Dataset
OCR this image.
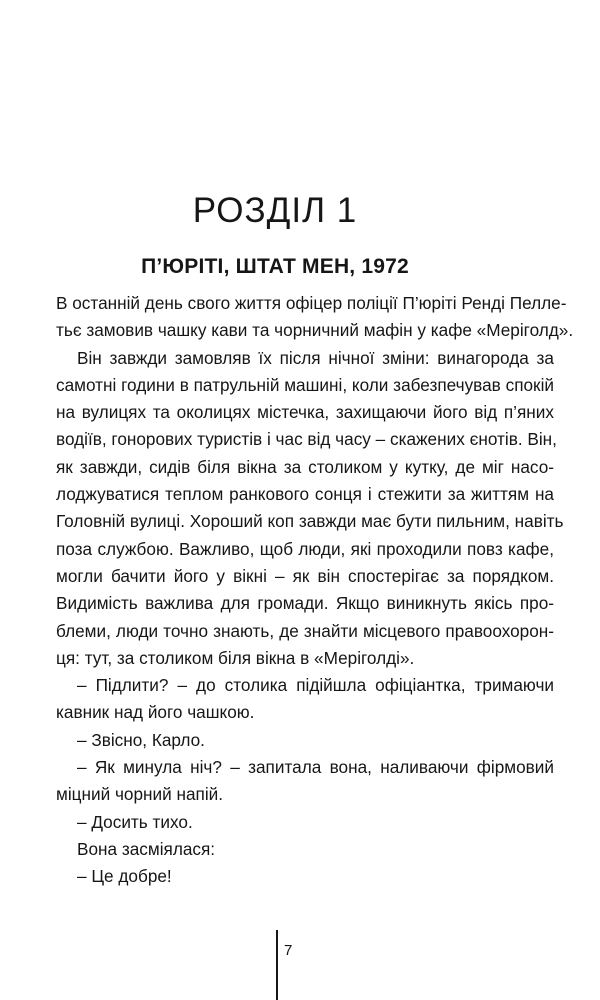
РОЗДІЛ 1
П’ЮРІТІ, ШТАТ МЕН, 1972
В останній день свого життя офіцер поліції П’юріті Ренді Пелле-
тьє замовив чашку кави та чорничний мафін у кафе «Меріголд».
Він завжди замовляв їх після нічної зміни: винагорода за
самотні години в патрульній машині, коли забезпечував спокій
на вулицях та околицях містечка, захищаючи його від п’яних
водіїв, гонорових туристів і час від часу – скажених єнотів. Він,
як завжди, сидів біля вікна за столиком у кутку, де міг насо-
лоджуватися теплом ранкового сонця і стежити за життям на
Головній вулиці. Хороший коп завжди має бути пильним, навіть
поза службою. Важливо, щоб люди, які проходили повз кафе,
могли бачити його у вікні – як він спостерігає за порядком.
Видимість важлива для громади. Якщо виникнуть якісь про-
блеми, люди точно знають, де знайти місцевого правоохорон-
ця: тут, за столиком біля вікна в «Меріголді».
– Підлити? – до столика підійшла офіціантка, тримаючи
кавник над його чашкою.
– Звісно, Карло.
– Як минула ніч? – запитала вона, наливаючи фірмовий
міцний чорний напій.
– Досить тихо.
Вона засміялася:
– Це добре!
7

...

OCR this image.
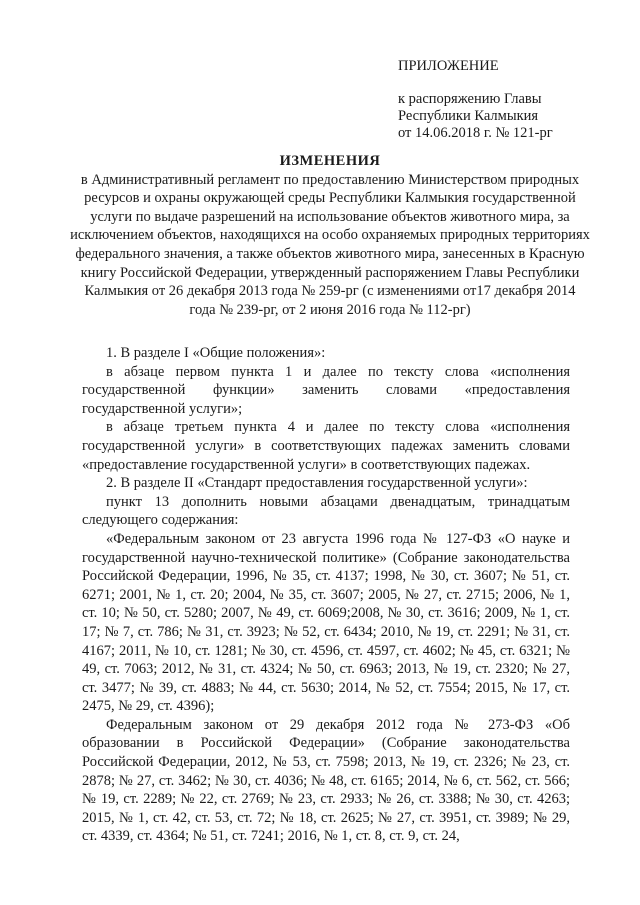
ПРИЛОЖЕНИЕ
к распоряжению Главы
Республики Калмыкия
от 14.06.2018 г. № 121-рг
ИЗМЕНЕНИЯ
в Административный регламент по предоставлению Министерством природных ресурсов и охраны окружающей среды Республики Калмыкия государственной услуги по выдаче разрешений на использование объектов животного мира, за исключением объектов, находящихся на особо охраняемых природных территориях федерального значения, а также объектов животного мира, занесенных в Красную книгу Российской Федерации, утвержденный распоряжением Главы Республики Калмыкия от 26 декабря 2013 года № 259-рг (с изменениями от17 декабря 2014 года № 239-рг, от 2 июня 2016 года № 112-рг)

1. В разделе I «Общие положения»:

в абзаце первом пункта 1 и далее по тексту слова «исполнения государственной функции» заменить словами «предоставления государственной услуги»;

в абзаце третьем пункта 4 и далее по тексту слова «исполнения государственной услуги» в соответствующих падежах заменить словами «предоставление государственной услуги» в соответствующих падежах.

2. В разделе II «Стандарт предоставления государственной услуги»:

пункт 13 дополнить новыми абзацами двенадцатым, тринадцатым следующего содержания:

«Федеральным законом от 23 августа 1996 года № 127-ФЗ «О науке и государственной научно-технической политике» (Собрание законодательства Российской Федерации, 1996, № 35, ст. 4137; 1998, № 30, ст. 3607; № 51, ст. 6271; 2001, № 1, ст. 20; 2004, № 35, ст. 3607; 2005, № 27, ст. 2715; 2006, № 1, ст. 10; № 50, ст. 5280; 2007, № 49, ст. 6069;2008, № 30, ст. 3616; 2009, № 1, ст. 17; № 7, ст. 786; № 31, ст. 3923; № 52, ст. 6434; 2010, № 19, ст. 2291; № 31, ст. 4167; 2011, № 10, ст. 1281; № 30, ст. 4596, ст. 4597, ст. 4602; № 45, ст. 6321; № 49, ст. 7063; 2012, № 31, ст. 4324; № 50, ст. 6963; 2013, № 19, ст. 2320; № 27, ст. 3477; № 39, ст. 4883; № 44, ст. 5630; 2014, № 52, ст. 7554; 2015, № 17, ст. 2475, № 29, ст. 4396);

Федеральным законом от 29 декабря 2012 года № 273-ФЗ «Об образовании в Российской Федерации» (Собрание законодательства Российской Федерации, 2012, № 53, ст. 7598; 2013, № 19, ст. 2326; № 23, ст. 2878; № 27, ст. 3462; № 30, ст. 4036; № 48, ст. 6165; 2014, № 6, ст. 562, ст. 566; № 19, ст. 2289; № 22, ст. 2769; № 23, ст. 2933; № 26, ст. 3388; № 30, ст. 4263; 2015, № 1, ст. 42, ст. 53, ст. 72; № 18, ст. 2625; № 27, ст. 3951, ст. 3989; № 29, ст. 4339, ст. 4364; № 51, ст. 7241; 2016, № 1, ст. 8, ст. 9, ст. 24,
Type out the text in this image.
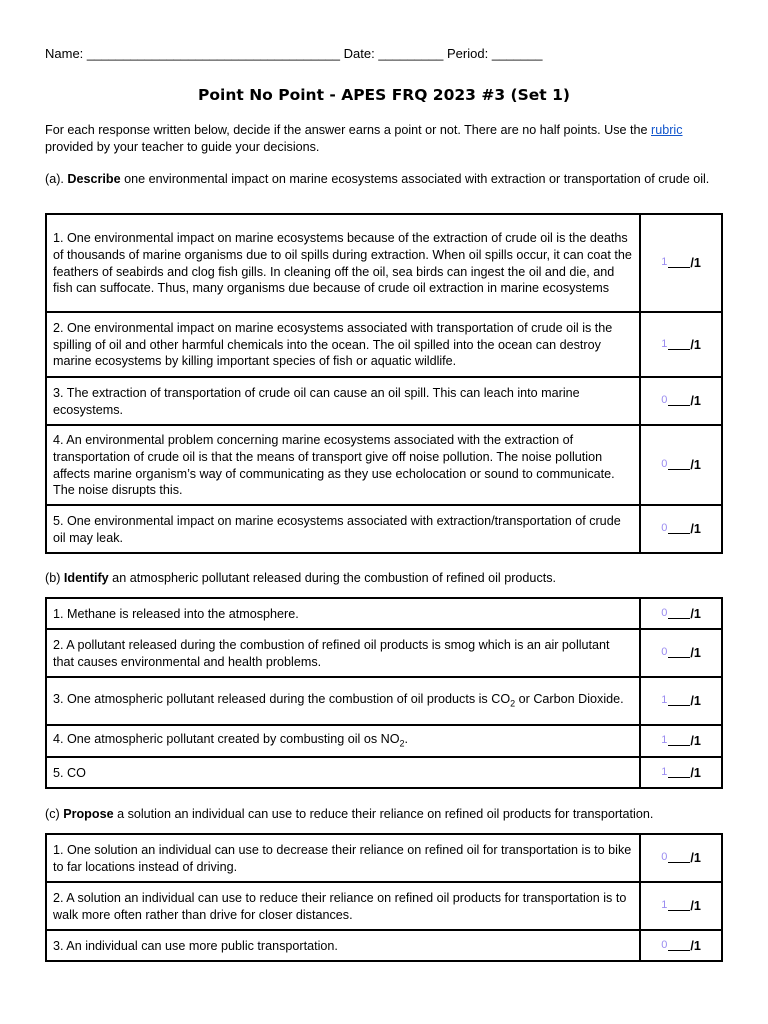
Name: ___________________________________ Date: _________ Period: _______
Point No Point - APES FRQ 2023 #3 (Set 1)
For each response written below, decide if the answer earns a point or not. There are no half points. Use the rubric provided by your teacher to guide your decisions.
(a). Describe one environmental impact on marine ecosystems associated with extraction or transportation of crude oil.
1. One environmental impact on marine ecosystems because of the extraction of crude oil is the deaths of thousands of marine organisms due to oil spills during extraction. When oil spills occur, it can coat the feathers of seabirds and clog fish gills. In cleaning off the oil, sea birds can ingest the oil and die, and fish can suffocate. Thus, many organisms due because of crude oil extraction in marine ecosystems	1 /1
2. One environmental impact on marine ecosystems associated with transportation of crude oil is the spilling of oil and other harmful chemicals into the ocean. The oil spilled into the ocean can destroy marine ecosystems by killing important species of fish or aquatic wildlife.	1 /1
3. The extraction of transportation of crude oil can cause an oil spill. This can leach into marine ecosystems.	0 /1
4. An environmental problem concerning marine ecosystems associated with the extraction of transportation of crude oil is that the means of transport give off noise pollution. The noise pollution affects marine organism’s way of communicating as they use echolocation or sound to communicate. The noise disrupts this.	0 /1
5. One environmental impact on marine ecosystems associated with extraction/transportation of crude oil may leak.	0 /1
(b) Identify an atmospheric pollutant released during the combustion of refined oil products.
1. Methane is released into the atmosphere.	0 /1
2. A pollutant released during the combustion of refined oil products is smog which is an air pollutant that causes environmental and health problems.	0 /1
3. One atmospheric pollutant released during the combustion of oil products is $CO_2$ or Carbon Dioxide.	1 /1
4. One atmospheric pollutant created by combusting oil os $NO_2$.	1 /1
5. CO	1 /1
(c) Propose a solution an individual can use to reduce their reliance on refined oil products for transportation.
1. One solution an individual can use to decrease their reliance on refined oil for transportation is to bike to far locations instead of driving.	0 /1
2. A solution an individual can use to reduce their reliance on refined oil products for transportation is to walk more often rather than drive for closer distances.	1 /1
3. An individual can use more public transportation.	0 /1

Stated task
Every line of the listing that holds "combustion" should be found and copied.

The output
(b) Identify an atmospheric pollutant released during the combustion of refined oil products.
2. A pollutant released during the combustion of refined oil products is smog which is an air pollutant that causes environmental and health problems.	0 /1
3. One atmospheric pollutant released during the combustion of oil products is $CO_2$ or Carbon Dioxide.	1 /1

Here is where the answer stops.